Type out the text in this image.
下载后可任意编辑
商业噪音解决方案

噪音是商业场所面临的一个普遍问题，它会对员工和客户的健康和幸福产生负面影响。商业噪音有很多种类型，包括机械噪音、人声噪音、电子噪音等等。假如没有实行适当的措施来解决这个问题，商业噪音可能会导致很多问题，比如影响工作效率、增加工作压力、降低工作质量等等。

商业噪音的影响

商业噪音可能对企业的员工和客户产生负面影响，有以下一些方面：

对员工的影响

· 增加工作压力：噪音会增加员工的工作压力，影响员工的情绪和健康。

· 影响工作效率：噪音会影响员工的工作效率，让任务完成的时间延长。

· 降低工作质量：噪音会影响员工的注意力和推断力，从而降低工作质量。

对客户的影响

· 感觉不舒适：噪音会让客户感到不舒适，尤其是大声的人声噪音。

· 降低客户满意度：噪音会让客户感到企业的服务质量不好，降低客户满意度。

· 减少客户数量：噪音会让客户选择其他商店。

•••

» **Prompt**: Return all of the data precisely as it appears.

» **Expected answer**:
Type out the text in this image.
下载后可任意编辑
商业噪音解决方案

噪音是商业场所面临的一个普遍问题，它会对员工和客户的健康和幸福产生负面影响。商业噪音有很多种类型，包括机械噪音、人声噪音、电子噪音等等。假如没有实行适当的措施来解决这个问题，商业噪音可能会导致很多问题，比如影响工作效率、增加工作压力、降低工作质量等等。

商业噪音的影响

商业噪音可能对企业的员工和客户产生负面影响，有以下一些方面：

对员工的影响

· 增加工作压力：噪音会增加员工的工作压力，影响员工的情绪和健康。

· 影响工作效率：噪音会影响员工的工作效率，让任务完成的时间延长。

· 降低工作质量：噪音会影响员工的注意力和推断力，从而降低工作质量。

对客户的影响

· 感觉不舒适：噪音会让客户感到不舒适，尤其是大声的人声噪音。

· 降低客户满意度：噪音会让客户感到企业的服务质量不好，降低客户满意度。

· 减少客户数量：噪音会让客户选择其他商店。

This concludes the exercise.